Task requirements >> Starting with the line containing "Pick out 59" and going on through the line containing "- y-tick-label: 20000: [2, 219, 34, 232]", write those lines again with "bar" substituted by "column" and nothing else changed.

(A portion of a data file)
******************************

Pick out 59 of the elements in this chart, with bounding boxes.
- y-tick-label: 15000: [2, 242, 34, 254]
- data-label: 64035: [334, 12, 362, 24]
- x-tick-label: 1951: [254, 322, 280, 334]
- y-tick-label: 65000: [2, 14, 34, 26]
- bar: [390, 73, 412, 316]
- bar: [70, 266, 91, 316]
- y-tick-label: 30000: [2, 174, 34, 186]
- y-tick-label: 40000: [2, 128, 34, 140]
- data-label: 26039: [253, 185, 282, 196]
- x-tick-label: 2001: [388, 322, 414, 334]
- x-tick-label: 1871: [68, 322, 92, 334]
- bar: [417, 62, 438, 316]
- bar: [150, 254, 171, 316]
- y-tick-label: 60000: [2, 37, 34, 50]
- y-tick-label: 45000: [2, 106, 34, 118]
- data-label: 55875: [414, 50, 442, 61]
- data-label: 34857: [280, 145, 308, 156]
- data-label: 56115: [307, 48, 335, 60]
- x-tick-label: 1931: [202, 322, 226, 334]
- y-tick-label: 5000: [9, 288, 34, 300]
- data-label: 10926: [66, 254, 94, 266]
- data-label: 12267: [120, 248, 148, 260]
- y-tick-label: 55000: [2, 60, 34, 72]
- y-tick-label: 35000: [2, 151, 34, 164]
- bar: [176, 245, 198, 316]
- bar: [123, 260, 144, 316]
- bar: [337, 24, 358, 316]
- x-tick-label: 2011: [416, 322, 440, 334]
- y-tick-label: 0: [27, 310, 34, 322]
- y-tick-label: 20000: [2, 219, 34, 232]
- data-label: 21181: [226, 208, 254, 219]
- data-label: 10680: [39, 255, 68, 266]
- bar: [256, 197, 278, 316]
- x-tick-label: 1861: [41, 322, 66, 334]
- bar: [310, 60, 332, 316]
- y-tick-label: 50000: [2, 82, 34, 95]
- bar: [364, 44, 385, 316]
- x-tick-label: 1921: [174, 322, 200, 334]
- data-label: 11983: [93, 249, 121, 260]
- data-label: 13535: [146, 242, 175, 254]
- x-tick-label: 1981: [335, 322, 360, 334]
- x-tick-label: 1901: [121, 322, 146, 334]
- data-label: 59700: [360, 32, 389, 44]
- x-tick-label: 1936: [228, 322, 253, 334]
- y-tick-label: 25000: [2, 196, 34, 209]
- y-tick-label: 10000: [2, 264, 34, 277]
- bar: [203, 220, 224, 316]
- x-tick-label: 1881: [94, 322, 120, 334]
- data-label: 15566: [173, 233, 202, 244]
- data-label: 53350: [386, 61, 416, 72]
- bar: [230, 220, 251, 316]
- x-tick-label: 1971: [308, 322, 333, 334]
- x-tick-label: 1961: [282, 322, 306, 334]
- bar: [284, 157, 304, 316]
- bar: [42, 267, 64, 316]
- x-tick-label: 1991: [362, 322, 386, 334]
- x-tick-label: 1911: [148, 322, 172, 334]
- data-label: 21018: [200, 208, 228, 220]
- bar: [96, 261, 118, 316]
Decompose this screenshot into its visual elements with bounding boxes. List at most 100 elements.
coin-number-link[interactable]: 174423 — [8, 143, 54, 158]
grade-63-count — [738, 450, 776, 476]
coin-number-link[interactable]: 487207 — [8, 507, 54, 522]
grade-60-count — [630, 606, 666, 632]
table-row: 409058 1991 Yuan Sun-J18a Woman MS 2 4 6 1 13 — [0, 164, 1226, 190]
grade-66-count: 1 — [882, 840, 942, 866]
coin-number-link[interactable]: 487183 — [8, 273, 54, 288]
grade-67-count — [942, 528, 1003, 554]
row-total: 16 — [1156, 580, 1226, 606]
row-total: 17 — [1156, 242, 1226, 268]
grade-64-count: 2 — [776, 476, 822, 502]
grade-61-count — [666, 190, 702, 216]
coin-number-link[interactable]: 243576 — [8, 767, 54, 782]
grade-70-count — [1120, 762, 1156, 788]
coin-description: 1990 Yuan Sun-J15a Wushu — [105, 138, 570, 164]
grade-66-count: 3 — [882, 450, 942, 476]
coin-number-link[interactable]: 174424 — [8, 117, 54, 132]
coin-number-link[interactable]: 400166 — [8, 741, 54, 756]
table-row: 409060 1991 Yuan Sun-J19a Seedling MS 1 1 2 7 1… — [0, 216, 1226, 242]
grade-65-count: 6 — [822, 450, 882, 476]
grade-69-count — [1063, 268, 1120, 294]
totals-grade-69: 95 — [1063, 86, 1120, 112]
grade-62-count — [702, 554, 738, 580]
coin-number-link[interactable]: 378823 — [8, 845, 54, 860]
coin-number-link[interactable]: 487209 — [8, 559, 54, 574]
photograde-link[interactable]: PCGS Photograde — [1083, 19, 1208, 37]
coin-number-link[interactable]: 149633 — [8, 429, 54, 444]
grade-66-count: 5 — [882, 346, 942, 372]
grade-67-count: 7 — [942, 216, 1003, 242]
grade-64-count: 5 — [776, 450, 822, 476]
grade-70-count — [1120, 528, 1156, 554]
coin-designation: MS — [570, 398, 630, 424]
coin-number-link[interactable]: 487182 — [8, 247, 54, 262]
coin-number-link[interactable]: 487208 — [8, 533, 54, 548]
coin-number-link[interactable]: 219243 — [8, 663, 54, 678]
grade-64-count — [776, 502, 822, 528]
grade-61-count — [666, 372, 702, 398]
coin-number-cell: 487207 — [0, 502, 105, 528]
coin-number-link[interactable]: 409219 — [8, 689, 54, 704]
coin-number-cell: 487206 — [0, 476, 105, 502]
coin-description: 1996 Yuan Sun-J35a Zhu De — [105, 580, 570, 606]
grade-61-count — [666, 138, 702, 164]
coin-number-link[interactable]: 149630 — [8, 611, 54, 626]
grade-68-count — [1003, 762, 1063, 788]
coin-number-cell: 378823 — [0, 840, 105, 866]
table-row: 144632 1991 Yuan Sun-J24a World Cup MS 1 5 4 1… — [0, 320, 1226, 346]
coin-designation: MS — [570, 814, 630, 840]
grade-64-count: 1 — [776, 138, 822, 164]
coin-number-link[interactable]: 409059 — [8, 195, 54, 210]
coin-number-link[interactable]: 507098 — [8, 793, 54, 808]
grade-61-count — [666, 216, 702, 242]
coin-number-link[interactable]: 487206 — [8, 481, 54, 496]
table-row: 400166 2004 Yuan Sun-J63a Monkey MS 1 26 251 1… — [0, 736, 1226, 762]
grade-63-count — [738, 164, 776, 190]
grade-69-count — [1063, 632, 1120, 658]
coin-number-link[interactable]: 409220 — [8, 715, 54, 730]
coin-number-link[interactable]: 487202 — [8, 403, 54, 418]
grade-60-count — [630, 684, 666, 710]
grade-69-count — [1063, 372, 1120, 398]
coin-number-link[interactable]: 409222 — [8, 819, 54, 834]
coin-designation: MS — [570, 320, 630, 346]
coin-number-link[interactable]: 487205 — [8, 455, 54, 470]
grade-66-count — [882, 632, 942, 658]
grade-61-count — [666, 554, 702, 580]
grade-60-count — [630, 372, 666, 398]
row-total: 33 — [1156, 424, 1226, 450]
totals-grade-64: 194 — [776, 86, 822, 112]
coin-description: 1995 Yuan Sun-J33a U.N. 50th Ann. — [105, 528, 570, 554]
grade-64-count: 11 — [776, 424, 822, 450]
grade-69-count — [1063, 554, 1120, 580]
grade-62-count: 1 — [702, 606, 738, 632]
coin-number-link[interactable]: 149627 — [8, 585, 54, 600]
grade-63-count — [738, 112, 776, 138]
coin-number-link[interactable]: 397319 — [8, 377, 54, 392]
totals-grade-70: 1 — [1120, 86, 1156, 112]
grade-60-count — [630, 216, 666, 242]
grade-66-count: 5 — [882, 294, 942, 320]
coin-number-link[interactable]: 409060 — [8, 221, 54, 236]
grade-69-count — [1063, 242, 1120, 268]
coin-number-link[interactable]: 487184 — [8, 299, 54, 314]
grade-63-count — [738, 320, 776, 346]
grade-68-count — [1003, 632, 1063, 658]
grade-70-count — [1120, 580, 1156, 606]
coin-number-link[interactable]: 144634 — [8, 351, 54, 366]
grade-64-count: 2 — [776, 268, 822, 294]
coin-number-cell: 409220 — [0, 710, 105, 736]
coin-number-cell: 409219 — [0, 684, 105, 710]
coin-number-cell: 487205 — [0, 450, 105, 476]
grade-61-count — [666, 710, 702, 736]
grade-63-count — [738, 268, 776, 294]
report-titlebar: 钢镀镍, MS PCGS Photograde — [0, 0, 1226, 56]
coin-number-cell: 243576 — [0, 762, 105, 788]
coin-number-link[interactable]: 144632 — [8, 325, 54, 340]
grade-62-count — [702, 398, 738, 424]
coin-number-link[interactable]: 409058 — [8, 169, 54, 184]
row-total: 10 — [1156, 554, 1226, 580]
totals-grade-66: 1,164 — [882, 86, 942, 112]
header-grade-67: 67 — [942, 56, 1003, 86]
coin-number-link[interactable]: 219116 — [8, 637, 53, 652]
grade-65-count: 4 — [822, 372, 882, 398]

******************************

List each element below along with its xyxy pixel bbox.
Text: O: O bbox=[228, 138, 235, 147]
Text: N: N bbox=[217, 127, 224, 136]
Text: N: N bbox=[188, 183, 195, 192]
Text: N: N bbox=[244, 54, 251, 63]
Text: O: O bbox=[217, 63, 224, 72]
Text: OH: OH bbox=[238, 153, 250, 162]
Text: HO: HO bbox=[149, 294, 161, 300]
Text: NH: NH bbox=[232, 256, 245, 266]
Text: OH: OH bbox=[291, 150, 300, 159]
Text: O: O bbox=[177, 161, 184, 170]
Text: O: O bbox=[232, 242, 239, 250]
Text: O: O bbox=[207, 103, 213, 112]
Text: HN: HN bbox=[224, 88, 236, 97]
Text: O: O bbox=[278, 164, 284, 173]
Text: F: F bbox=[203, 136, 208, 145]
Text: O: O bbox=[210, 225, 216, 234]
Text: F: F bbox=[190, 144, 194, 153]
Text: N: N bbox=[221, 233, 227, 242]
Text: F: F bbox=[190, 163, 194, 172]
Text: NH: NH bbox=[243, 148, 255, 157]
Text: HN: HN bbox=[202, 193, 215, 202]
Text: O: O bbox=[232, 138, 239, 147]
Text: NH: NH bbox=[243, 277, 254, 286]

******************************

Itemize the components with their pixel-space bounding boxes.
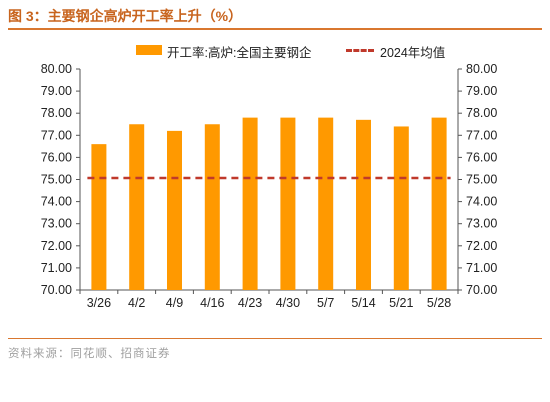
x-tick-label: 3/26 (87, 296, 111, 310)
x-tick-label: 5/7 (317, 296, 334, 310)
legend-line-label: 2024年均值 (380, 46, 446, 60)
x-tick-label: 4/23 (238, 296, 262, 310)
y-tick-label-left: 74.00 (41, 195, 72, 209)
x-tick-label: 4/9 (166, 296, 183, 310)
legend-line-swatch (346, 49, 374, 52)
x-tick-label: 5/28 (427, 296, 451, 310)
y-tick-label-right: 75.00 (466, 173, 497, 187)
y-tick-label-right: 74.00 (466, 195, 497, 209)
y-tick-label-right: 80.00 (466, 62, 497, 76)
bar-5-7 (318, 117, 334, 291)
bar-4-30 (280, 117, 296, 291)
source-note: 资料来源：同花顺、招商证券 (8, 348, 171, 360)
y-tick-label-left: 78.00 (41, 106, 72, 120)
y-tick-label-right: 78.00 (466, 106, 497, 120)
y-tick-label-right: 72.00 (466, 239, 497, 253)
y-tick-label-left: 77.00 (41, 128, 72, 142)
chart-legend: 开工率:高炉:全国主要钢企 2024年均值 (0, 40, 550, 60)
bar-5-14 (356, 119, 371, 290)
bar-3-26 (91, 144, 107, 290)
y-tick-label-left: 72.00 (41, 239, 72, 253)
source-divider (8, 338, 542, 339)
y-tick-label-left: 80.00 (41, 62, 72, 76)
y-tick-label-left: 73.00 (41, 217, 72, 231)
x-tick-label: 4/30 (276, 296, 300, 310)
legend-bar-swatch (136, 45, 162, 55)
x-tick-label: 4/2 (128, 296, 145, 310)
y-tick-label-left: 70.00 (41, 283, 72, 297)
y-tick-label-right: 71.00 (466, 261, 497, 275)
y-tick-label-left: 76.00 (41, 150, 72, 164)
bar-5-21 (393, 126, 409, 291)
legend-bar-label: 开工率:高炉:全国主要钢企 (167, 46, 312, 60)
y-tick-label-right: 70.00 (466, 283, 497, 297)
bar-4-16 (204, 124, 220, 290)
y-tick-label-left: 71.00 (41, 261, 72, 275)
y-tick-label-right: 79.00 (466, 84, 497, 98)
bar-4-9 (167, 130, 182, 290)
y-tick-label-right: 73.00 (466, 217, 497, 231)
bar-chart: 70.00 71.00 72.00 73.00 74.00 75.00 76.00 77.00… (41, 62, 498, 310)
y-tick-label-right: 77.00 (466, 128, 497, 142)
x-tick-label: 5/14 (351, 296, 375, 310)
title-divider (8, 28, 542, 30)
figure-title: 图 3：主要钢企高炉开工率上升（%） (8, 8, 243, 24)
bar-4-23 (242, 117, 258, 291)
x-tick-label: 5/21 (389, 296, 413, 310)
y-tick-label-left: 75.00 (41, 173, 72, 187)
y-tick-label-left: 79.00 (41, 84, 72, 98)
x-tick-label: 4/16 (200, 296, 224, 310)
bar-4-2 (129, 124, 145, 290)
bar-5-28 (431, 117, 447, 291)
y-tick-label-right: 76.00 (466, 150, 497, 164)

******************************

The completed task >>
Pick out 59 of the elements in this chart, with bounding boxes.
- y-tick-label: 15000: [2, 242, 34, 254]
- data-label: 64035: [334, 12, 362, 24]
- x-tick-label: 1951: [254, 322, 280, 334]
- y-tick-label: 65000: [2, 14, 34, 26]
- column: [390, 73, 412, 316]
- column: [70, 266, 91, 316]
- y-tick-label: 30000: [2, 174, 34, 186]
- y-tick-label: 40000: [2, 128, 34, 140]
- data-label: 26039: [253, 185, 282, 196]
- x-tick-label: 2001: [388, 322, 414, 334]
- x-tick-label: 1871: [68, 322, 92, 334]
- column: [417, 62, 438, 316]
- column: [150, 254, 171, 316]
- y-tick-label: 60000: [2, 37, 34, 50]
- y-tick-label: 45000: [2, 106, 34, 118]
- data-label: 55875: [414, 50, 442, 61]
- data-label: 34857: [280, 145, 308, 156]
- data-label: 56115: [307, 48, 335, 60]
- x-tick-label: 1931: [202, 322, 226, 334]
- y-tick-label: 5000: [9, 288, 34, 300]
- data-label: 10926: [66, 254, 94, 266]
- data-label: 12267: [120, 248, 148, 260]
- y-tick-label: 55000: [2, 60, 34, 72]
- y-tick-label: 35000: [2, 151, 34, 164]
- column: [176, 245, 198, 316]
- column: [123, 260, 144, 316]
- column: [337, 24, 358, 316]
- x-tick-label: 2011: [416, 322, 440, 334]
- y-tick-label: 0: [27, 310, 34, 322]
- y-tick-label: 20000: [2, 219, 34, 232]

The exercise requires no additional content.